● **THE REQUEST**: Your task is to write out the complete listing exactly as it is shown.

● **GIVEN ENTRIES**:
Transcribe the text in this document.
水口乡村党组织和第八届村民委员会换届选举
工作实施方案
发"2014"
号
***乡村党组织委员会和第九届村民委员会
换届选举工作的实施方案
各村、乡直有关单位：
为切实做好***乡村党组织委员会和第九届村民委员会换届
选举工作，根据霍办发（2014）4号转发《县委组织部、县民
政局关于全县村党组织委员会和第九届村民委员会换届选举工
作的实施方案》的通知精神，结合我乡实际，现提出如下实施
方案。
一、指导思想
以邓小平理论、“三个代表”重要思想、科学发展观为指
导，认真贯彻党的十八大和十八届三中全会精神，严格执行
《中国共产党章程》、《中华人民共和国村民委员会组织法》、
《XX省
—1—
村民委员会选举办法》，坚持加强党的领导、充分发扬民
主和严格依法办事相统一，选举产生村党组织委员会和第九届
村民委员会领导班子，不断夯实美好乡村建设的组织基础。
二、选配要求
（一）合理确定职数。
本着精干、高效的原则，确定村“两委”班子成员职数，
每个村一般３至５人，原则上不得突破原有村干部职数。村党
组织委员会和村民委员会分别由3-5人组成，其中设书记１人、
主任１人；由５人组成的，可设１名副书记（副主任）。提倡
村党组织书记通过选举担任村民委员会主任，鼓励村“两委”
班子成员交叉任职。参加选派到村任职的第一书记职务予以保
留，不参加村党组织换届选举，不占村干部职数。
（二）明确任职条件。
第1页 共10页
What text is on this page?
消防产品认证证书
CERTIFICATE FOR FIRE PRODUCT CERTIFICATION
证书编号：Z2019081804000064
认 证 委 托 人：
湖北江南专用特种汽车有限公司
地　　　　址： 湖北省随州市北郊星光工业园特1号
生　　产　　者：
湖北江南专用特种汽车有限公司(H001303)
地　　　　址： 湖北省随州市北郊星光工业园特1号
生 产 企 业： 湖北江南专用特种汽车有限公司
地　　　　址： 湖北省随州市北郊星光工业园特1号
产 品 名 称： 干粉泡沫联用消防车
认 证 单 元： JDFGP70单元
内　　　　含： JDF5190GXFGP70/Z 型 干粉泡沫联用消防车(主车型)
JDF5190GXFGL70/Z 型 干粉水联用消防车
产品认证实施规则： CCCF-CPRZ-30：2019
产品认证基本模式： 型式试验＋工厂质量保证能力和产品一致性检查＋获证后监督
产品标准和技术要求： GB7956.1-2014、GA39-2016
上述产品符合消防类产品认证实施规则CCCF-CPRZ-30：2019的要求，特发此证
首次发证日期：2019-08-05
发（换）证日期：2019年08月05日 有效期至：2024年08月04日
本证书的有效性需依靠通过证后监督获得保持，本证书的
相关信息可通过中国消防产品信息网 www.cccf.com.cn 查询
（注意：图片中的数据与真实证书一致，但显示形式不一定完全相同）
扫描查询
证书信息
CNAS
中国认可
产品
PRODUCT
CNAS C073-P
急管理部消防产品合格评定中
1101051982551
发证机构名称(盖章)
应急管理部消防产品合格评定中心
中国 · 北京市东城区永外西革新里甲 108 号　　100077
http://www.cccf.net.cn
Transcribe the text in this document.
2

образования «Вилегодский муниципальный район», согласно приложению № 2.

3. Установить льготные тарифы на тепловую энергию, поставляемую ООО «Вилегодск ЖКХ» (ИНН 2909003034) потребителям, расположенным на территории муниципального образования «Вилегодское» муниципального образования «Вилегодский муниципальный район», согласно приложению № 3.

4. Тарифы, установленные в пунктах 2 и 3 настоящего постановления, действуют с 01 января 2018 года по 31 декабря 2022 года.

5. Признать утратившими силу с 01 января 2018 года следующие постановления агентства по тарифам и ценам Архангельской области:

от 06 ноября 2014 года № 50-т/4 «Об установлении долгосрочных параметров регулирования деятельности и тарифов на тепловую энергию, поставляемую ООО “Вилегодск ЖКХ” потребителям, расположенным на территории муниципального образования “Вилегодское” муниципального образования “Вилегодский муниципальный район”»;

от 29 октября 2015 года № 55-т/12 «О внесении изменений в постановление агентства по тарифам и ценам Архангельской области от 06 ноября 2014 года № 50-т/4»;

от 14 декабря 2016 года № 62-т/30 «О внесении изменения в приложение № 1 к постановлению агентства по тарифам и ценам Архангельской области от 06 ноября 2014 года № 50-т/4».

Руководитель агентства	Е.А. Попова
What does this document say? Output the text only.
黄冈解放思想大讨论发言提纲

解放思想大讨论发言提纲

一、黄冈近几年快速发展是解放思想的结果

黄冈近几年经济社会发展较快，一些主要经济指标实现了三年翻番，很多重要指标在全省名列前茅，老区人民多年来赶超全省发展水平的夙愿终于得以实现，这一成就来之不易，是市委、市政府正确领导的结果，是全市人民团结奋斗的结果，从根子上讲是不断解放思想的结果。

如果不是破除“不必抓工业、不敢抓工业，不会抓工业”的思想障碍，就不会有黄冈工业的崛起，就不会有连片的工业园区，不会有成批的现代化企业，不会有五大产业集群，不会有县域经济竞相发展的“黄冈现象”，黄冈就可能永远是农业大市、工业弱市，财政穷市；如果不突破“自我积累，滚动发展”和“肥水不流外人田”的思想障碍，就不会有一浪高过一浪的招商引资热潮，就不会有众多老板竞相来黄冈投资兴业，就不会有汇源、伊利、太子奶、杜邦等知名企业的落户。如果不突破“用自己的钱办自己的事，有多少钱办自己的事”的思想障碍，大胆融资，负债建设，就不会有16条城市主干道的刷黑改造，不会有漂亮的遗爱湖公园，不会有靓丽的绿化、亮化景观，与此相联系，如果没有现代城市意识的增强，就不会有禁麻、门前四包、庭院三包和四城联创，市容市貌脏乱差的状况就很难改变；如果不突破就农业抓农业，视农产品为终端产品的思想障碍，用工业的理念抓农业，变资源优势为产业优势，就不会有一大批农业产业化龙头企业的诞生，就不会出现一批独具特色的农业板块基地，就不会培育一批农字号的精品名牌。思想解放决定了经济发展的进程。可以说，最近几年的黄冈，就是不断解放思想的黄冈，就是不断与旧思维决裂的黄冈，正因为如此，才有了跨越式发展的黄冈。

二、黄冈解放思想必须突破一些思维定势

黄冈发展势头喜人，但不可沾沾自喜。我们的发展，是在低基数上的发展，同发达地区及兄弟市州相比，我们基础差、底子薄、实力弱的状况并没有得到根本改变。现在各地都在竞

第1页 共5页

● **RESULT OF THIS EXERCISE**:
Transcribe the text in this document.
水口乡村党组织和第八届村民委员会换届选举
工作实施方案
发"2014"
号
***乡村党组织委员会和第九届村民委员会
换届选举工作的实施方案
各村、乡直有关单位：
为切实做好***乡村党组织委员会和第九届村民委员会换届
选举工作，根据霍办发（2014）4号转发《县委组织部、县民
政局关于全县村党组织委员会和第九届村民委员会换届选举工
作的实施方案》的通知精神，结合我乡实际，现提出如下实施
方案。
一、指导思想
以邓小平理论、“三个代表”重要思想、科学发展观为指
导，认真贯彻党的十八大和十八届三中全会精神，严格执行
《中国共产党章程》、《中华人民共和国村民委员会组织法》、
《XX省
—1—
村民委员会选举办法》，坚持加强党的领导、充分发扬民
主和严格依法办事相统一，选举产生村党组织委员会和第九届
村民委员会领导班子，不断夯实美好乡村建设的组织基础。
二、选配要求
（一）合理确定职数。
本着精干、高效的原则，确定村“两委”班子成员职数，
每个村一般３至５人，原则上不得突破原有村干部职数。村党
组织委员会和村民委员会分别由3-5人组成，其中设书记１人、
主任１人；由５人组成的，可设１名副书记（副主任）。提倡
村党组织书记通过选举担任村民委员会主任，鼓励村“两委”
班子成员交叉任职。参加选派到村任职的第一书记职务予以保
留，不参加村党组织换届选举，不占村干部职数。
（二）明确任职条件。
第1页 共10页
What text is on this page?
消防产品认证证书
CERTIFICATE FOR FIRE PRODUCT CERTIFICATION
证书编号：Z2019081804000064
认 证 委 托 人：
湖北江南专用特种汽车有限公司
地　　　　址： 湖北省随州市北郊星光工业园特1号
生　　产　　者：
湖北江南专用特种汽车有限公司(H001303)
地　　　　址： 湖北省随州市北郊星光工业园特1号
生 产 企 业： 湖北江南专用特种汽车有限公司
地　　　　址： 湖北省随州市北郊星光工业园特1号
产 品 名 称： 干粉泡沫联用消防车
认 证 单 元： JDFGP70单元
内　　　　含： JDF5190GXFGP70/Z 型 干粉泡沫联用消防车(主车型)
JDF5190GXFGL70/Z 型 干粉水联用消防车
产品认证实施规则： CCCF-CPRZ-30：2019
产品认证基本模式： 型式试验＋工厂质量保证能力和产品一致性检查＋获证后监督
产品标准和技术要求： GB7956.1-2014、GA39-2016
上述产品符合消防类产品认证实施规则CCCF-CPRZ-30：2019的要求，特发此证
首次发证日期：2019-08-05
发（换）证日期：2019年08月05日 有效期至：2024年08月04日
本证书的有效性需依靠通过证后监督获得保持，本证书的
相关信息可通过中国消防产品信息网 www.cccf.com.cn 查询
（注意：图片中的数据与真实证书一致，但显示形式不一定完全相同）
扫描查询
证书信息
CNAS
中国认可
产品
PRODUCT
CNAS C073-P
急管理部消防产品合格评定中
1101051982551
发证机构名称(盖章)
应急管理部消防产品合格评定中心
中国 · 北京市东城区永外西革新里甲 108 号　　100077
http://www.cccf.net.cn
Transcribe the text in this document.
2

образования «Вилегодский муниципальный район», согласно приложению № 2.

3. Установить льготные тарифы на тепловую энергию, поставляемую ООО «Вилегодск ЖКХ» (ИНН 2909003034) потребителям, расположенным на территории муниципального образования «Вилегодское» муниципального образования «Вилегодский муниципальный район», согласно приложению № 3.

4. Тарифы, установленные в пунктах 2 и 3 настоящего постановления, действуют с 01 января 2018 года по 31 декабря 2022 года.

5. Признать утратившими силу с 01 января 2018 года следующие постановления агентства по тарифам и ценам Архангельской области:

от 06 ноября 2014 года № 50-т/4 «Об установлении долгосрочных параметров регулирования деятельности и тарифов на тепловую энергию, поставляемую ООО “Вилегодск ЖКХ” потребителям, расположенным на территории муниципального образования “Вилегодское” муниципального образования “Вилегодский муниципальный район”»;

от 29 октября 2015 года № 55-т/12 «О внесении изменений в постановление агентства по тарифам и ценам Архангельской области от 06 ноября 2014 года № 50-т/4»;

от 14 декабря 2016 года № 62-т/30 «О внесении изменения в приложение № 1 к постановлению агентства по тарифам и ценам Архангельской области от 06 ноября 2014 года № 50-т/4».

Руководитель агентства	Е.А. Попова
What does this document say? Output the text only.
黄冈解放思想大讨论发言提纲

解放思想大讨论发言提纲

一、黄冈近几年快速发展是解放思想的结果

黄冈近几年经济社会发展较快，一些主要经济指标实现了三年翻番，很多重要指标在全省名列前茅，老区人民多年来赶超全省发展水平的夙愿终于得以实现，这一成就来之不易，是市委、市政府正确领导的结果，是全市人民团结奋斗的结果，从根子上讲是不断解放思想的结果。

如果不是破除“不必抓工业、不敢抓工业，不会抓工业”的思想障碍，就不会有黄冈工业的崛起，就不会有连片的工业园区，不会有成批的现代化企业，不会有五大产业集群，不会有县域经济竞相发展的“黄冈现象”，黄冈就可能永远是农业大市、工业弱市，财政穷市；如果不突破“自我积累，滚动发展”和“肥水不流外人田”的思想障碍，就不会有一浪高过一浪的招商引资热潮，就不会有众多老板竞相来黄冈投资兴业，就不会有汇源、伊利、太子奶、杜邦等知名企业的落户。如果不突破“用自己的钱办自己的事，有多少钱办自己的事”的思想障碍，大胆融资，负债建设，就不会有16条城市主干道的刷黑改造，不会有漂亮的遗爱湖公园，不会有靓丽的绿化、亮化景观，与此相联系，如果没有现代城市意识的增强，就不会有禁麻、门前四包、庭院三包和四城联创，市容市貌脏乱差的状况就很难改变；如果不突破就农业抓农业，视农产品为终端产品的思想障碍，用工业的理念抓农业，变资源优势为产业优势，就不会有一大批农业产业化龙头企业的诞生，就不会出现一批独具特色的农业板块基地，就不会培育一批农字号的精品名牌。思想解放决定了经济发展的进程。可以说，最近几年的黄冈，就是不断解放思想的黄冈，就是不断与旧思维决裂的黄冈，正因为如此，才有了跨越式发展的黄冈。

二、黄冈解放思想必须突破一些思维定势

黄冈发展势头喜人，但不可沾沾自喜。我们的发展，是在低基数上的发展，同发达地区及兄弟市州相比，我们基础差、底子薄、实力弱的状况并没有得到根本改变。现在各地都在竞

第1页 共5页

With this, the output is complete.